>> begin
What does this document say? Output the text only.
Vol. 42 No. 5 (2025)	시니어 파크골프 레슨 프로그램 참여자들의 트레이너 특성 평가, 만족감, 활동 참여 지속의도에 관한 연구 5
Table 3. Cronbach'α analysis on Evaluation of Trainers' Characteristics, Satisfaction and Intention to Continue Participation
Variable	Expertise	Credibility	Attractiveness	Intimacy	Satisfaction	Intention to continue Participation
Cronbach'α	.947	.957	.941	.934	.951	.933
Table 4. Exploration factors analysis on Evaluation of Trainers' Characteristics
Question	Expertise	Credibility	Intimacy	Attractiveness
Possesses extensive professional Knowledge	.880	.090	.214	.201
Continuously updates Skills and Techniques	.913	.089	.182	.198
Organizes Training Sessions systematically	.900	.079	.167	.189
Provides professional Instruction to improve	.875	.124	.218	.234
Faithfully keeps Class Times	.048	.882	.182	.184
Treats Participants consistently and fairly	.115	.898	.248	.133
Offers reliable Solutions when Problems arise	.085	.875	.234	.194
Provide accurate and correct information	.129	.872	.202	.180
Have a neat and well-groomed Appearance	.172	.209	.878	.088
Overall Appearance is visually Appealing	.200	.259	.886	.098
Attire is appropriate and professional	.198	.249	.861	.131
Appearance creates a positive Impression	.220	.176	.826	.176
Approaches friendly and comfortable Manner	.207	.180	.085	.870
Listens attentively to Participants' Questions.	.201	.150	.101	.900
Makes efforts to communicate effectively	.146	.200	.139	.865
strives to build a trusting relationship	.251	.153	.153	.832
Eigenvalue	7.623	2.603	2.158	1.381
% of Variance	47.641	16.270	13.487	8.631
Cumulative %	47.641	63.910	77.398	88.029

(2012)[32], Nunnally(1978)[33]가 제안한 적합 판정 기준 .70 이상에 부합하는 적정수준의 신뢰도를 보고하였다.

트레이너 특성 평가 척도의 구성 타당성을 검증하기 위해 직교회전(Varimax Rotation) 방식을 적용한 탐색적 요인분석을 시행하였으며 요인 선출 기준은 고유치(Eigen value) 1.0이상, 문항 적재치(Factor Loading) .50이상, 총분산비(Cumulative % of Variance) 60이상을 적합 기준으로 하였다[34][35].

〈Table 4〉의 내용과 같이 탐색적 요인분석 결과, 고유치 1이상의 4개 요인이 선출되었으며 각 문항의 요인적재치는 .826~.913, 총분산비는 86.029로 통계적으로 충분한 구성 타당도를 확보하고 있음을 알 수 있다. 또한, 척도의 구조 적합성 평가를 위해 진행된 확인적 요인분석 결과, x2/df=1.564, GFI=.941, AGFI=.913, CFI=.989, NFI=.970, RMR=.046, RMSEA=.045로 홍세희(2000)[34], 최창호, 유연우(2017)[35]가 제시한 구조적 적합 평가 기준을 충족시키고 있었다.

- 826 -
>> end
>> begin
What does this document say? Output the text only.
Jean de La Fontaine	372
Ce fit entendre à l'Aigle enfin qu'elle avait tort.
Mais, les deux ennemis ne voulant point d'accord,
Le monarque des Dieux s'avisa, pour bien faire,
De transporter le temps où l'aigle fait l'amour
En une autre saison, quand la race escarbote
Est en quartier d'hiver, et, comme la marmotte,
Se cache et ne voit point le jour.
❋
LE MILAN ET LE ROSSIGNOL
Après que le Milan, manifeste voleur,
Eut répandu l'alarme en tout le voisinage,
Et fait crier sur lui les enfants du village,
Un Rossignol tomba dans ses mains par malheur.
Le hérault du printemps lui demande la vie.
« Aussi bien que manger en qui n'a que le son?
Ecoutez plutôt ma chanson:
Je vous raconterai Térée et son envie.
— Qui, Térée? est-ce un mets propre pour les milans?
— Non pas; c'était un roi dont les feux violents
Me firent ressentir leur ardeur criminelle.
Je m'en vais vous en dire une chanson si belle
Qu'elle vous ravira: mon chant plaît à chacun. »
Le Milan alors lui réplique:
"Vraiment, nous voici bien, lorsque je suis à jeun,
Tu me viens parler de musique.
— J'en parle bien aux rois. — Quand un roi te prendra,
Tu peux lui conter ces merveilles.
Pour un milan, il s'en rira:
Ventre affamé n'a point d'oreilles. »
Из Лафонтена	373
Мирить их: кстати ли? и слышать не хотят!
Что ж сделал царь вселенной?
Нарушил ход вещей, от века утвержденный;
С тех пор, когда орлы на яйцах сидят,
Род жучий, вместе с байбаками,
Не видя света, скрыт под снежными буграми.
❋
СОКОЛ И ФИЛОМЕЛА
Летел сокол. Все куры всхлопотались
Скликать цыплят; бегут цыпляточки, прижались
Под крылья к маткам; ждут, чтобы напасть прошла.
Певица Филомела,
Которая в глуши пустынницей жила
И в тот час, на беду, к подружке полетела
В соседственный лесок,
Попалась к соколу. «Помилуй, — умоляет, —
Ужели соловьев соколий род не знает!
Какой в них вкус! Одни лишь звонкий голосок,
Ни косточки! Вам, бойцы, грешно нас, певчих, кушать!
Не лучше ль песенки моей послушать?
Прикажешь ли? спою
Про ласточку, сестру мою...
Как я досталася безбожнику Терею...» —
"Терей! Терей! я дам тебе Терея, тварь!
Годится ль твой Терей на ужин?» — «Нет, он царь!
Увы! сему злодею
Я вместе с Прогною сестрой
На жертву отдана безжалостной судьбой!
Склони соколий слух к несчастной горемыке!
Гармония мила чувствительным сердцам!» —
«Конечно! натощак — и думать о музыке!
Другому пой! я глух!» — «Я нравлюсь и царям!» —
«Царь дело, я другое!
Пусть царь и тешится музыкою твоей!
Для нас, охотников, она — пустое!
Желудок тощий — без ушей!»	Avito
>> end
Aim - Where a line holds the string "Participants", copy that line.

Task answer -
Treats Participants consistently and fairly	.115	.898	.248	.133
Listens attentively to Participants' Questions.	.201	.150	.101	.900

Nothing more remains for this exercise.